INSTRUCTION
For the records below, say how many lines contain the string "설명했다". Give the number only.

SUPPLIED RECORDS
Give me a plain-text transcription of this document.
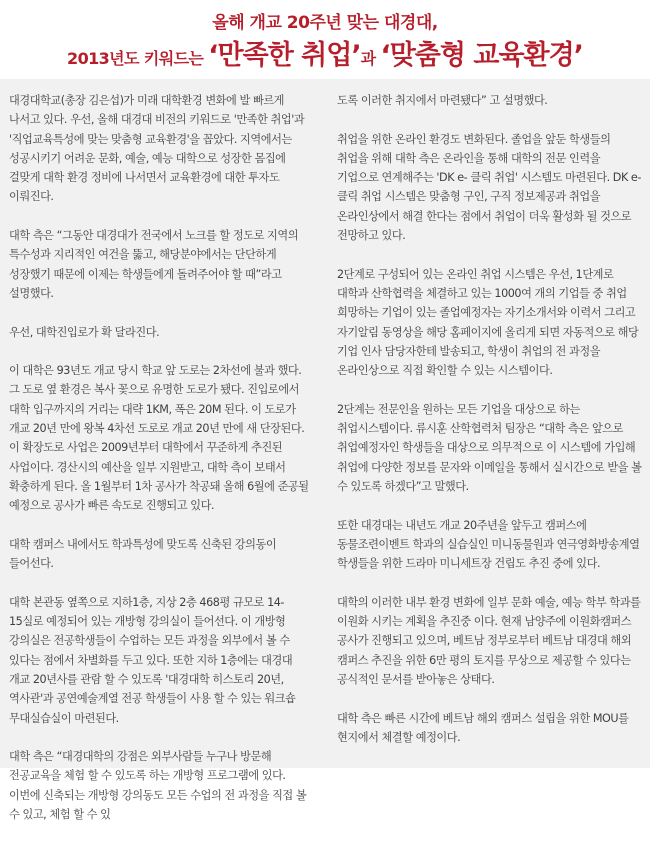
올해 개교 20주년 맞는 대경대,
2013년도 키워드는 ‘만족한 취업’과 ‘맞춤형 교육환경’

대경대학교(총장 김은섭)가 미래 대학환경 변화에 발 빠르게 나서고 있다. 우선, 올해 대경대 비전의 키워드로 '만족한 취업'과 '직업교육특성에 맞는 맞춤형 교육환경'을 꼽았다. 지역에서는 성공시키기 어려운 문화, 예술, 예능 대학으로 성장한 몸집에 걸맞게 대학 환경 정비에 나서면서 교육환경에 대한 투자도 이뤄진다.

대학 측은 “그동안 대경대가 전국에서 노크를 할 정도로 지역의 특수성과 지리적인 여건을 뚫고, 해당분야에서는 단단하게 성장했기 때문에 이제는 학생들에게 돌려주어야 할 때”라고 설명했다.

우선, 대학진입로가 확 달라진다.

이 대학은 93년도 개교 당시 학교 앞 도로는 2차선에 불과 했다. 그 도로 옆 환경은 복사 꽃으로 유명한 도로가 됐다. 진입로에서 대학 입구까지의 거리는 대략 1KM, 폭은 20M 된다. 이 도로가 개교 20년 만에 왕복 4차선 도로로 개교 20년 만에 새 단장된다. 이 확장도로 사업은 2009년부터 대학에서 꾸준하게 추진된 사업이다. 경산시의 예산을 일부 지원받고, 대학 측이 보태서 확충하게 된다. 올 1월부터 1차 공사가 착공돼 올해 6월에 준공될 예정으로 공사가 빠른 속도로 진행되고 있다.

대학 캠퍼스 내에서도 학과특성에 맞도록 신축된 강의동이 들어선다.

대학 본관동 옆쪽으로 지하1층, 지상 2층 468평 규모로 14-15실로 예정되어 있는 개방형 강의실이 들어선다. 이 개방형 강의실은 전공학생들이 수업하는 모든 과정을 외부에서 볼 수 있다는 점에서 차별화를 두고 있다. 또한 지하 1층에는 대경대 개교 20년사를 관람 할 수 있도록 '대경대학 히스토리 20년, 역사관'과 공연예술계열 전공 학생들이 사용 할 수 있는 워크숍 무대실습실이 마련된다.

대학 측은 “대경대학의 강점은 외부사람들 누구나 방문해 전공교육을 체험 할 수 있도록 하는 개방형 프로그램에 있다. 이번에 신축되는 개방형 강의동도 모든 수업의 전 과정을 직접 볼 수 있고, 체험 할 수 있

도록 이러한 취지에서 마련됐다” 고 설명했다.

취업을 위한 온라인 환경도 변화된다. 졸업을 앞둔 학생들의 취업을 위해 대학 측은 온라인을 통해 대학의 전문 인력을 기업으로 연계해주는 'DK e- 클릭 취업' 시스템도 마련된다. DK e-클릭 취업 시스템은 맞춤형 구인, 구직 정보제공과 취업을 온라인상에서 해결 한다는 점에서 취업이 더욱 활성화 될 것으로 전망하고 있다.

2단계로 구성되어 있는 온라인 취업 시스템은 우선, 1단계로 대학과 산학협력을 체결하고 있는 1000여 개의 기업들 중 취업 희망하는 기업이 있는 졸업예정자는 자기소개서와 이력서 그리고 자기알림 동영상을 해당 홈페이지에 올리게 되면 자동적으로 해당 기업 인사 담당자한테 발송되고, 학생이 취업의 전 과정을 온라인상으로 직접 확인할 수 있는 시스템이다.

2단계는 전문인을 원하는 모든 기업을 대상으로 하는 취업시스템이다. 류시훈 산학협력처 팀장은 “대학 측은 앞으로 취업예정자인 학생들을 대상으로 의무적으로 이 시스템에 가입해 취업에 다양한 정보를 문자와 이메일을 통해서 실시간으로 받을 볼 수 있도록 하겠다”고 말했다.

또한 대경대는 내년도 개교 20주년을 앞두고 캠퍼스에 동물조련이벤트 학과의 실습실인 미니동물원과 연극영화방송계열 학생들을 위한 드라마 미니세트장 건립도 추진 중에 있다.

대학의 이러한 내부 환경 변화에 일부 문화 예술, 예능 학부 학과를 이원화 시키는 계획을 추진중 이다. 현재 남양주에 이원화캠퍼스 공사가 진행되고 있으며, 베트남 정부로부터 베트남 대경대 해외 캠퍼스 추진을 위한 6만 평의 토지를 무상으로 제공할 수 있다는 공식적인 문서를 받아놓은 상태다.

대학 측은 빠른 시간에 베트남 해외 캠퍼스 설립을 위한 MOU를 현지에서 체결할 예정이다.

RESULT
2